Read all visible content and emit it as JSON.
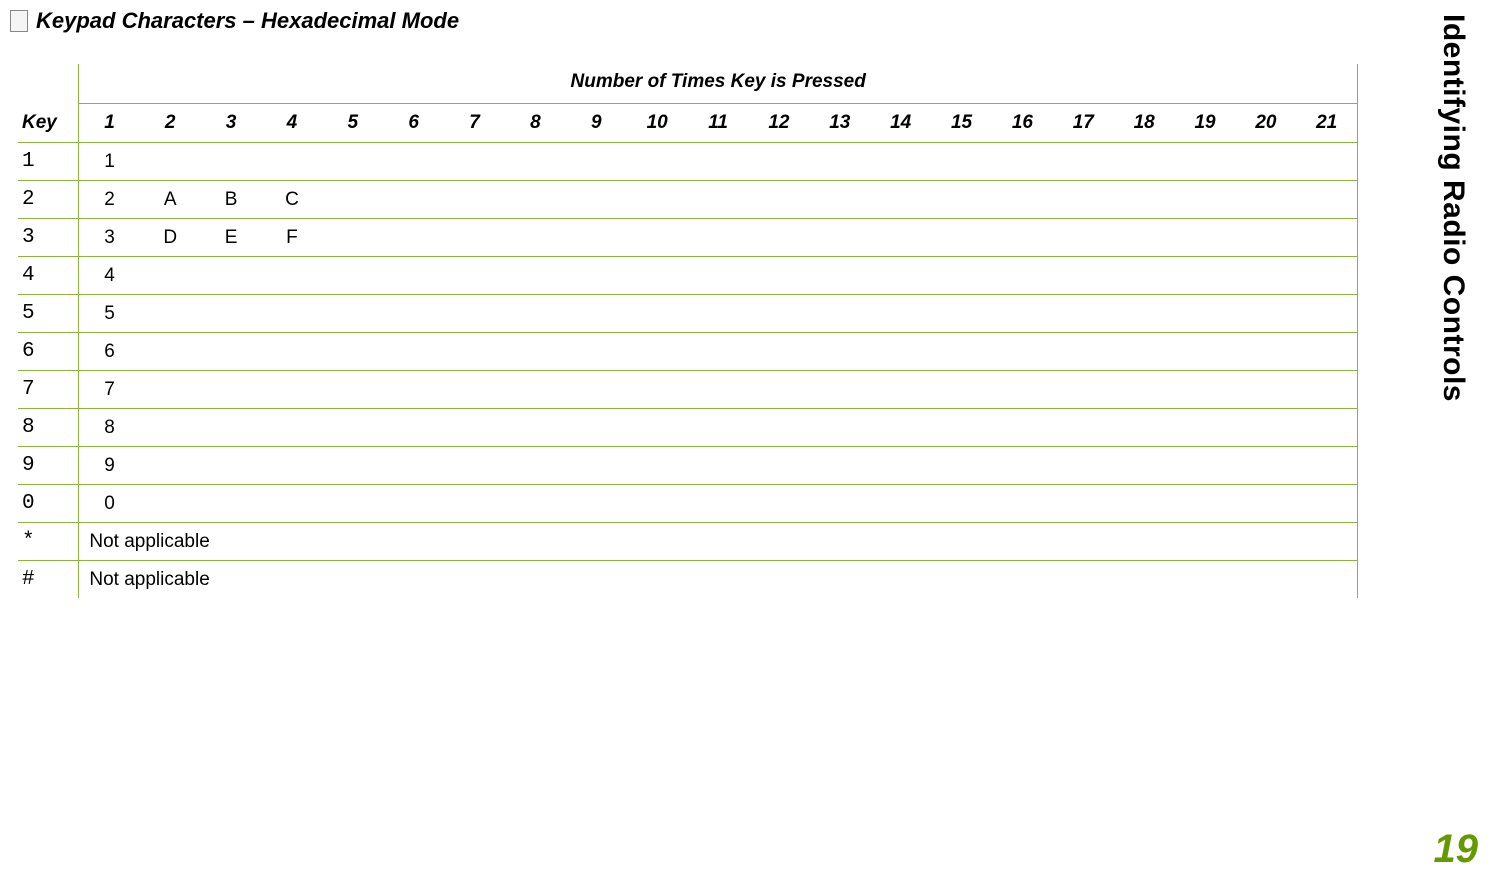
{
  "title": "Keypad Characters – Hexadecimal Mode",
  "side_label": "Identifying Radio Controls",
  "page_number": "19",
  "table": {
    "group_header": "Number of Times Key is Pressed",
    "key_header": "Key",
    "columns": [
      "1",
      "2",
      "3",
      "4",
      "5",
      "6",
      "7",
      "8",
      "9",
      "10",
      "11",
      "12",
      "13",
      "14",
      "15",
      "16",
      "17",
      "18",
      "19",
      "20",
      "21"
    ],
    "rows": [
      {
        "key": "1",
        "cells": [
          "1",
          "",
          "",
          "",
          "",
          "",
          "",
          "",
          "",
          "",
          "",
          "",
          "",
          "",
          "",
          "",
          "",
          "",
          "",
          "",
          ""
        ]
      },
      {
        "key": "2",
        "cells": [
          "2",
          "A",
          "B",
          "C",
          "",
          "",
          "",
          "",
          "",
          "",
          "",
          "",
          "",
          "",
          "",
          "",
          "",
          "",
          "",
          "",
          ""
        ]
      },
      {
        "key": "3",
        "cells": [
          "3",
          "D",
          "E",
          "F",
          "",
          "",
          "",
          "",
          "",
          "",
          "",
          "",
          "",
          "",
          "",
          "",
          "",
          "",
          "",
          "",
          ""
        ]
      },
      {
        "key": "4",
        "cells": [
          "4",
          "",
          "",
          "",
          "",
          "",
          "",
          "",
          "",
          "",
          "",
          "",
          "",
          "",
          "",
          "",
          "",
          "",
          "",
          "",
          ""
        ]
      },
      {
        "key": "5",
        "cells": [
          "5",
          "",
          "",
          "",
          "",
          "",
          "",
          "",
          "",
          "",
          "",
          "",
          "",
          "",
          "",
          "",
          "",
          "",
          "",
          "",
          ""
        ]
      },
      {
        "key": "6",
        "cells": [
          "6",
          "",
          "",
          "",
          "",
          "",
          "",
          "",
          "",
          "",
          "",
          "",
          "",
          "",
          "",
          "",
          "",
          "",
          "",
          "",
          ""
        ]
      },
      {
        "key": "7",
        "cells": [
          "7",
          "",
          "",
          "",
          "",
          "",
          "",
          "",
          "",
          "",
          "",
          "",
          "",
          "",
          "",
          "",
          "",
          "",
          "",
          "",
          ""
        ]
      },
      {
        "key": "8",
        "cells": [
          "8",
          "",
          "",
          "",
          "",
          "",
          "",
          "",
          "",
          "",
          "",
          "",
          "",
          "",
          "",
          "",
          "",
          "",
          "",
          "",
          ""
        ]
      },
      {
        "key": "9",
        "cells": [
          "9",
          "",
          "",
          "",
          "",
          "",
          "",
          "",
          "",
          "",
          "",
          "",
          "",
          "",
          "",
          "",
          "",
          "",
          "",
          "",
          ""
        ]
      },
      {
        "key": "0",
        "cells": [
          "0",
          "",
          "",
          "",
          "",
          "",
          "",
          "",
          "",
          "",
          "",
          "",
          "",
          "",
          "",
          "",
          "",
          "",
          "",
          "",
          ""
        ]
      },
      {
        "key": "*",
        "na": "Not applicable"
      },
      {
        "key": "#",
        "na": "Not applicable"
      }
    ]
  },
  "colors": {
    "rule": "#8db33f",
    "pagenum": "#639a00",
    "text": "#000000",
    "background": "#ffffff"
  }
}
**********
▶ AIM OF THE TASK:
Transcribe the full listing character for character. Pictures are excluded.

▶ SOLVED EXERCISE:
Read all visible content and emit it as JSON.
{
  "title": "Keypad Characters – Hexadecimal Mode",
  "side_label": "Identifying Radio Controls",
  "page_number": "19",
  "table": {
    "group_header": "Number of Times Key is Pressed",
    "key_header": "Key",
    "columns": [
      "1",
      "2",
      "3",
      "4",
      "5",
      "6",
      "7",
      "8",
      "9",
      "10",
      "11",
      "12",
      "13",
      "14",
      "15",
      "16",
      "17",
      "18",
      "19",
      "20",
      "21"
    ],
    "rows": [
      {
        "key": "1",
        "cells": [
          "1",
          "",
          "",
          "",
          "",
          "",
          "",
          "",
          "",
          "",
          "",
          "",
          "",
          "",
          "",
          "",
          "",
          "",
          "",
          "",
          ""
        ]
      },
      {
        "key": "2",
        "cells": [
          "2",
          "A",
          "B",
          "C",
          "",
          "",
          "",
          "",
          "",
          "",
          "",
          "",
          "",
          "",
          "",
          "",
          "",
          "",
          "",
          "",
          ""
        ]
      },
      {
        "key": "3",
        "cells": [
          "3",
          "D",
          "E",
          "F",
          "",
          "",
          "",
          "",
          "",
          "",
          "",
          "",
          "",
          "",
          "",
          "",
          "",
          "",
          "",
          "",
          ""
        ]
      },
      {
        "key": "4",
        "cells": [
          "4",
          "",
          "",
          "",
          "",
          "",
          "",
          "",
          "",
          "",
          "",
          "",
          "",
          "",
          "",
          "",
          "",
          "",
          "",
          "",
          ""
        ]
      },
      {
        "key": "5",
        "cells": [
          "5",
          "",
          "",
          "",
          "",
          "",
          "",
          "",
          "",
          "",
          "",
          "",
          "",
          "",
          "",
          "",
          "",
          "",
          "",
          "",
          ""
        ]
      },
      {
        "key": "6",
        "cells": [
          "6",
          "",
          "",
          "",
          "",
          "",
          "",
          "",
          "",
          "",
          "",
          "",
          "",
          "",
          "",
          "",
          "",
          "",
          "",
          "",
          ""
        ]
      },
      {
        "key": "7",
        "cells": [
          "7",
          "",
          "",
          "",
          "",
          "",
          "",
          "",
          "",
          "",
          "",
          "",
          "",
          "",
          "",
          "",
          "",
          "",
          "",
          "",
          ""
        ]
      },
      {
        "key": "8",
        "cells": [
          "8",
          "",
          "",
          "",
          "",
          "",
          "",
          "",
          "",
          "",
          "",
          "",
          "",
          "",
          "",
          "",
          "",
          "",
          "",
          "",
          ""
        ]
      },
      {
        "key": "9",
        "cells": [
          "9",
          "",
          "",
          "",
          "",
          "",
          "",
          "",
          "",
          "",
          "",
          "",
          "",
          "",
          "",
          "",
          "",
          "",
          "",
          "",
          ""
        ]
      },
      {
        "key": "0",
        "cells": [
          "0",
          "",
          "",
          "",
          "",
          "",
          "",
          "",
          "",
          "",
          "",
          "",
          "",
          "",
          "",
          "",
          "",
          "",
          "",
          "",
          ""
        ]
      },
      {
        "key": "*",
        "na": "Not applicable"
      },
      {
        "key": "#",
        "na": "Not applicable"
      }
    ]
  },
  "colors": {
    "rule": "#8db33f",
    "pagenum": "#639a00",
    "text": "#000000",
    "background": "#ffffff"
  }
}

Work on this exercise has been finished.